--- start of DATA FOR PROCESSING ---

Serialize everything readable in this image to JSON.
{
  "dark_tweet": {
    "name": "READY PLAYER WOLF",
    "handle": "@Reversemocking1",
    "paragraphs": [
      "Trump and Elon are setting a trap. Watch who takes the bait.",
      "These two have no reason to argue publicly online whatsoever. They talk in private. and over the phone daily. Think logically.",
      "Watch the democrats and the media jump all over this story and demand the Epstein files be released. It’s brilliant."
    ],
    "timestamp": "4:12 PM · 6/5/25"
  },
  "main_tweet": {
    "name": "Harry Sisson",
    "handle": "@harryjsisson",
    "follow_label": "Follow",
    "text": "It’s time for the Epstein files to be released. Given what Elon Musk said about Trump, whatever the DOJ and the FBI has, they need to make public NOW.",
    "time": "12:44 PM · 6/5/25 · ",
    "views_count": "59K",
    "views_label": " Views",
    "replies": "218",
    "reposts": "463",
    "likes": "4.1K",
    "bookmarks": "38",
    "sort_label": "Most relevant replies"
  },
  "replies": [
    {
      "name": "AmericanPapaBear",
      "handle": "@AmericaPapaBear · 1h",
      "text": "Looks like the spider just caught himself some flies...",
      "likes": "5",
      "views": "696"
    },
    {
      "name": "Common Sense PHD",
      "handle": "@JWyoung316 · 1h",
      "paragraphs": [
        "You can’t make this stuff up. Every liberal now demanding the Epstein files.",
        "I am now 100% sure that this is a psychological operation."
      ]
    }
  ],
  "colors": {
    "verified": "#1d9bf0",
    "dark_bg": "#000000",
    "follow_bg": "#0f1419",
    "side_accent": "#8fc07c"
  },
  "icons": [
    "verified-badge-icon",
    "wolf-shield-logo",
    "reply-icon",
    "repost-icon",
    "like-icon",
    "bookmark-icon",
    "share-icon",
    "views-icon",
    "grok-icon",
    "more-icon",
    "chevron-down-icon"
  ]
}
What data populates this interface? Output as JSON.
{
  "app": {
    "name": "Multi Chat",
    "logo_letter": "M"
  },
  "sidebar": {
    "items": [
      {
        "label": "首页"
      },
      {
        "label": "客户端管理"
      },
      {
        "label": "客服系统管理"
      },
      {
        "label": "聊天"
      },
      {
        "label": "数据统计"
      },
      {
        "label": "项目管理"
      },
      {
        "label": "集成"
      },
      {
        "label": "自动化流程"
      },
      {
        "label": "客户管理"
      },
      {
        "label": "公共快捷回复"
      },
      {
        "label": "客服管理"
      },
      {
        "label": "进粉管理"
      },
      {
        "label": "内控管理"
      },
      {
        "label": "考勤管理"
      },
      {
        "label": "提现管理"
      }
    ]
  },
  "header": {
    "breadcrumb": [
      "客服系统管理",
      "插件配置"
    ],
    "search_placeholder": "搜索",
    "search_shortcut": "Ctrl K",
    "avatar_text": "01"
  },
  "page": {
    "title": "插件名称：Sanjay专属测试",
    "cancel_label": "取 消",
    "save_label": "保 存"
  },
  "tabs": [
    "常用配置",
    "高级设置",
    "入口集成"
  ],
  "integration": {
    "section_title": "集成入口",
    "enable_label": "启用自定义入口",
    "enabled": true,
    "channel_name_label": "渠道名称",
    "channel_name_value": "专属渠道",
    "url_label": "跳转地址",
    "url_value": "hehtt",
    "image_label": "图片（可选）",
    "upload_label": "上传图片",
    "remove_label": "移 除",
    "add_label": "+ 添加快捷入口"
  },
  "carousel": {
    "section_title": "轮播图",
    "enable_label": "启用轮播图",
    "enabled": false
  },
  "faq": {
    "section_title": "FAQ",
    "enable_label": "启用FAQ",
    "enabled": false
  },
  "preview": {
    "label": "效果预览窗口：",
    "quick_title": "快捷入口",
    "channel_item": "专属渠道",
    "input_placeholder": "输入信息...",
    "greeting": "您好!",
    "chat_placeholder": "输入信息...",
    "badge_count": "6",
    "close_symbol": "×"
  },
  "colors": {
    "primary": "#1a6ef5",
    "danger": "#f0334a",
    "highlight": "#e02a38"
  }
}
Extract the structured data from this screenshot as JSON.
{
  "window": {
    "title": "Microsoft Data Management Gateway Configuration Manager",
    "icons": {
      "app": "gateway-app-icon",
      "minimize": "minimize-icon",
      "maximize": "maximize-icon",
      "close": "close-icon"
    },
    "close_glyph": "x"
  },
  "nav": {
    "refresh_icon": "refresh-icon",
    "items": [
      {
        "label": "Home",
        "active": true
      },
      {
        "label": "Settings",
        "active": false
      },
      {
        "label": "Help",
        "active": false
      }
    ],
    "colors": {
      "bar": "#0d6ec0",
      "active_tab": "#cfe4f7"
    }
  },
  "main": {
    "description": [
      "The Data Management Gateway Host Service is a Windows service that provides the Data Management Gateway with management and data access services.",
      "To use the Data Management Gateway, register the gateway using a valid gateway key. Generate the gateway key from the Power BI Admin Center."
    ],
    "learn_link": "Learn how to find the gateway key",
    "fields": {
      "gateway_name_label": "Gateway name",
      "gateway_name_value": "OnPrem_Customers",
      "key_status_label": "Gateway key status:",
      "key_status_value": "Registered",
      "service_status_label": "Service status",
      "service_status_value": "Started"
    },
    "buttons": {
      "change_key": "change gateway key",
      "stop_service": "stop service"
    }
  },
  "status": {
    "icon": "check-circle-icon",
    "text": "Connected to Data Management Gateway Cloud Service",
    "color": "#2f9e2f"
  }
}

--- end of DATA FOR PROCESSING ---

§ **AIM**:
Reproduce the listing shown above in its entirety, exactly.

§ **RESPONSE TO THE TASK**:
Serialize everything readable in this image to JSON.
{
  "dark_tweet": {
    "name": "READY PLAYER WOLF",
    "handle": "@Reversemocking1",
    "paragraphs": [
      "Trump and Elon are setting a trap. Watch who takes the bait.",
      "These two have no reason to argue publicly online whatsoever. They talk in private. and over the phone daily. Think logically.",
      "Watch the democrats and the media jump all over this story and demand the Epstein files be released. It’s brilliant."
    ],
    "timestamp": "4:12 PM · 6/5/25"
  },
  "main_tweet": {
    "name": "Harry Sisson",
    "handle": "@harryjsisson",
    "follow_label": "Follow",
    "text": "It’s time for the Epstein files to be released. Given what Elon Musk said about Trump, whatever the DOJ and the FBI has, they need to make public NOW.",
    "time": "12:44 PM · 6/5/25 · ",
    "views_count": "59K",
    "views_label": " Views",
    "replies": "218",
    "reposts": "463",
    "likes": "4.1K",
    "bookmarks": "38",
    "sort_label": "Most relevant replies"
  },
  "replies": [
    {
      "name": "AmericanPapaBear",
      "handle": "@AmericaPapaBear · 1h",
      "text": "Looks like the spider just caught himself some flies...",
      "likes": "5",
      "views": "696"
    },
    {
      "name": "Common Sense PHD",
      "handle": "@JWyoung316 · 1h",
      "paragraphs": [
        "You can’t make this stuff up. Every liberal now demanding the Epstein files.",
        "I am now 100% sure that this is a psychological operation."
      ]
    }
  ],
  "colors": {
    "verified": "#1d9bf0",
    "dark_bg": "#000000",
    "follow_bg": "#0f1419",
    "side_accent": "#8fc07c"
  },
  "icons": [
    "verified-badge-icon",
    "wolf-shield-logo",
    "reply-icon",
    "repost-icon",
    "like-icon",
    "bookmark-icon",
    "share-icon",
    "views-icon",
    "grok-icon",
    "more-icon",
    "chevron-down-icon"
  ]
}
What data populates this interface? Output as JSON.
{
  "app": {
    "name": "Multi Chat",
    "logo_letter": "M"
  },
  "sidebar": {
    "items": [
      {
        "label": "首页"
      },
      {
        "label": "客户端管理"
      },
      {
        "label": "客服系统管理"
      },
      {
        "label": "聊天"
      },
      {
        "label": "数据统计"
      },
      {
        "label": "项目管理"
      },
      {
        "label": "集成"
      },
      {
        "label": "自动化流程"
      },
      {
        "label": "客户管理"
      },
      {
        "label": "公共快捷回复"
      },
      {
        "label": "客服管理"
      },
      {
        "label": "进粉管理"
      },
      {
        "label": "内控管理"
      },
      {
        "label": "考勤管理"
      },
      {
        "label": "提现管理"
      }
    ]
  },
  "header": {
    "breadcrumb": [
      "客服系统管理",
      "插件配置"
    ],
    "search_placeholder": "搜索",
    "search_shortcut": "Ctrl K",
    "avatar_text": "01"
  },
  "page": {
    "title": "插件名称：Sanjay专属测试",
    "cancel_label": "取 消",
    "save_label": "保 存"
  },
  "tabs": [
    "常用配置",
    "高级设置",
    "入口集成"
  ],
  "integration": {
    "section_title": "集成入口",
    "enable_label": "启用自定义入口",
    "enabled": true,
    "channel_name_label": "渠道名称",
    "channel_name_value": "专属渠道",
    "url_label": "跳转地址",
    "url_value": "hehtt",
    "image_label": "图片（可选）",
    "upload_label": "上传图片",
    "remove_label": "移 除",
    "add_label": "+ 添加快捷入口"
  },
  "carousel": {
    "section_title": "轮播图",
    "enable_label": "启用轮播图",
    "enabled": false
  },
  "faq": {
    "section_title": "FAQ",
    "enable_label": "启用FAQ",
    "enabled": false
  },
  "preview": {
    "label": "效果预览窗口：",
    "quick_title": "快捷入口",
    "channel_item": "专属渠道",
    "input_placeholder": "输入信息...",
    "greeting": "您好!",
    "chat_placeholder": "输入信息...",
    "badge_count": "6",
    "close_symbol": "×"
  },
  "colors": {
    "primary": "#1a6ef5",
    "danger": "#f0334a",
    "highlight": "#e02a38"
  }
}
Extract the structured data from this screenshot as JSON.
{
  "window": {
    "title": "Microsoft Data Management Gateway Configuration Manager",
    "icons": {
      "app": "gateway-app-icon",
      "minimize": "minimize-icon",
      "maximize": "maximize-icon",
      "close": "close-icon"
    },
    "close_glyph": "x"
  },
  "nav": {
    "refresh_icon": "refresh-icon",
    "items": [
      {
        "label": "Home",
        "active": true
      },
      {
        "label": "Settings",
        "active": false
      },
      {
        "label": "Help",
        "active": false
      }
    ],
    "colors": {
      "bar": "#0d6ec0",
      "active_tab": "#cfe4f7"
    }
  },
  "main": {
    "description": [
      "The Data Management Gateway Host Service is a Windows service that provides the Data Management Gateway with management and data access services.",
      "To use the Data Management Gateway, register the gateway using a valid gateway key. Generate the gateway key from the Power BI Admin Center."
    ],
    "learn_link": "Learn how to find the gateway key",
    "fields": {
      "gateway_name_label": "Gateway name",
      "gateway_name_value": "OnPrem_Customers",
      "key_status_label": "Gateway key status:",
      "key_status_value": "Registered",
      "service_status_label": "Service status",
      "service_status_value": "Started"
    },
    "buttons": {
      "change_key": "change gateway key",
      "stop_service": "stop service"
    }
  },
  "status": {
    "icon": "check-circle-icon",
    "text": "Connected to Data Management Gateway Cloud Service",
    "color": "#2f9e2f"
  }
}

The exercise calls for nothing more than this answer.